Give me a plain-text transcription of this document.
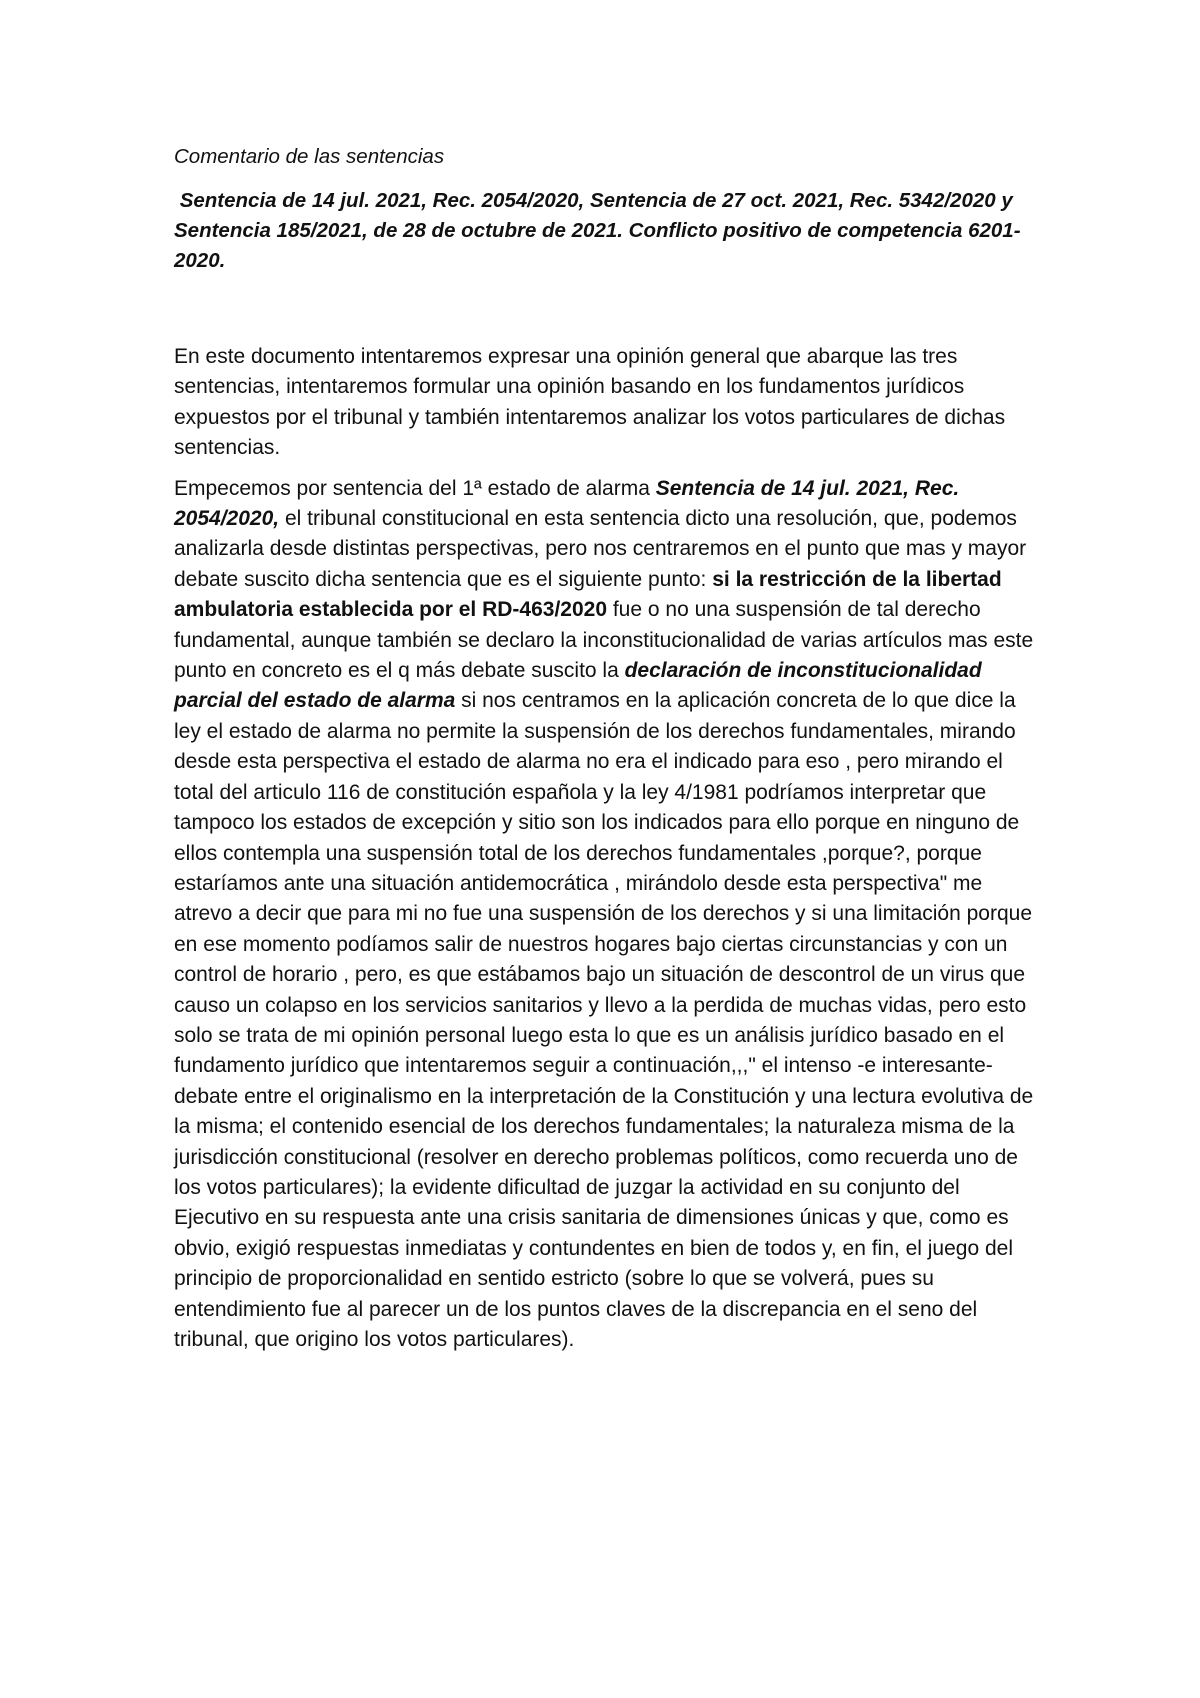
Comentario de las sentencias

Sentencia de 14 jul. 2021, Rec. 2054/2020, Sentencia de 27 oct. 2021, Rec. 5342/2020 y Sentencia 185/2021, de 28 de octubre de 2021. Conflicto positivo de competencia 6201-2020.

En este documento intentaremos expresar una opinión general que abarque las tres sentencias, intentaremos formular una opinión basando en los fundamentos jurídicos expuestos por el tribunal y también intentaremos analizar los votos particulares de dichas sentencias.

Empecemos por sentencia del 1ª estado de alarma Sentencia de 14 jul. 2021, Rec. 2054/2020, el tribunal constitucional en esta sentencia dicto una resolución, que, podemos analizarla desde distintas perspectivas, pero nos centraremos en el punto que mas y mayor debate suscito dicha sentencia que es el siguiente punto: si la restricción de la libertad ambulatoria establecida por el RD-463/2020 fue o no una suspensión de tal derecho fundamental, aunque también se declaro la inconstitucionalidad de varias artículos mas este punto en concreto es el q más debate suscito la declaración de inconstitucionalidad parcial del estado de alarma si nos centramos en la aplicación concreta de lo que dice la ley el estado de alarma no permite la suspensión de los derechos fundamentales, mirando desde esta perspectiva el estado de alarma no era el indicado para eso , pero mirando el total del articulo 116 de constitución española y la ley 4/1981 podríamos interpretar que tampoco los estados de excepción y sitio son los indicados para ello porque en ninguno de ellos contempla una suspensión total de los derechos fundamentales ,porque?, porque estaríamos ante una situación antidemocrática , mirándolo desde esta perspectiva" me atrevo a decir que para mi no fue una suspensión de los derechos y si una limitación porque en ese momento podíamos salir de nuestros hogares bajo ciertas circunstancias y con un control de horario , pero, es que estábamos bajo un situación de descontrol de un virus que causo un colapso en los servicios sanitarios y llevo a la perdida de muchas vidas, pero esto solo se trata de mi opinión personal luego esta lo que es un análisis jurídico basado en el fundamento jurídico que intentaremos seguir a continuación,,," el intenso -e interesante- debate entre el originalismo en la interpretación de la Constitución y una lectura evolutiva de la misma; el contenido esencial de los derechos fundamentales; la naturaleza misma de la jurisdicción constitucional (resolver en derecho problemas políticos, como recuerda uno de los votos particulares); la evidente dificultad de juzgar la actividad en su conjunto del Ejecutivo en su respuesta ante una crisis sanitaria de dimensiones únicas y que, como es obvio, exigió respuestas inmediatas y contundentes en bien de todos y, en fin, el juego del principio de proporcionalidad en sentido estricto (sobre lo que se volverá, pues su entendimiento fue al parecer un de los puntos claves de la discrepancia en el seno del tribunal, que origino los votos particulares).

_INSTRUCTIONS TO FOLLOW:_
Write out the data above exactly, minus any images.

_RESPONSE TO THE TASK:_
Give me a plain-text transcription of this document.
Comentario de las sentencias

Sentencia de 14 jul. 2021, Rec. 2054/2020, Sentencia de 27 oct. 2021, Rec. 5342/2020 y Sentencia 185/2021, de 28 de octubre de 2021. Conflicto positivo de competencia 6201-2020.

En este documento intentaremos expresar una opinión general que abarque las tres sentencias, intentaremos formular una opinión basando en los fundamentos jurídicos expuestos por el tribunal y también intentaremos analizar los votos particulares de dichas sentencias.

Empecemos por sentencia del 1ª estado de alarma Sentencia de 14 jul. 2021, Rec. 2054/2020, el tribunal constitucional en esta sentencia dicto una resolución, que, podemos analizarla desde distintas perspectivas, pero nos centraremos en el punto que mas y mayor debate suscito dicha sentencia que es el siguiente punto: si la restricción de la libertad ambulatoria establecida por el RD-463/2020 fue o no una suspensión de tal derecho fundamental, aunque también se declaro la inconstitucionalidad de varias artículos mas este punto en concreto es el q más debate suscito la declaración de inconstitucionalidad parcial del estado de alarma si nos centramos en la aplicación concreta de lo que dice la ley el estado de alarma no permite la suspensión de los derechos fundamentales, mirando desde esta perspectiva el estado de alarma no era el indicado para eso , pero mirando el total del articulo 116 de constitución española y la ley 4/1981 podríamos interpretar que tampoco los estados de excepción y sitio son los indicados para ello porque en ninguno de ellos contempla una suspensión total de los derechos fundamentales ,porque?, porque estaríamos ante una situación antidemocrática , mirándolo desde esta perspectiva" me atrevo a decir que para mi no fue una suspensión de los derechos y si una limitación porque en ese momento podíamos salir de nuestros hogares bajo ciertas circunstancias y con un control de horario , pero, es que estábamos bajo un situación de descontrol de un virus que causo un colapso en los servicios sanitarios y llevo a la perdida de muchas vidas, pero esto solo se trata de mi opinión personal luego esta lo que es un análisis jurídico basado en el fundamento jurídico que intentaremos seguir a continuación,,," el intenso -e interesante- debate entre el originalismo en la interpretación de la Constitución y una lectura evolutiva de la misma; el contenido esencial de los derechos fundamentales; la naturaleza misma de la jurisdicción constitucional (resolver en derecho problemas políticos, como recuerda uno de los votos particulares); la evidente dificultad de juzgar la actividad en su conjunto del Ejecutivo en su respuesta ante una crisis sanitaria de dimensiones únicas y que, como es obvio, exigió respuestas inmediatas y contundentes en bien de todos y, en fin, el juego del principio de proporcionalidad en sentido estricto (sobre lo que se volverá, pues su entendimiento fue al parecer un de los puntos claves de la discrepancia en el seno del tribunal, que origino los votos particulares).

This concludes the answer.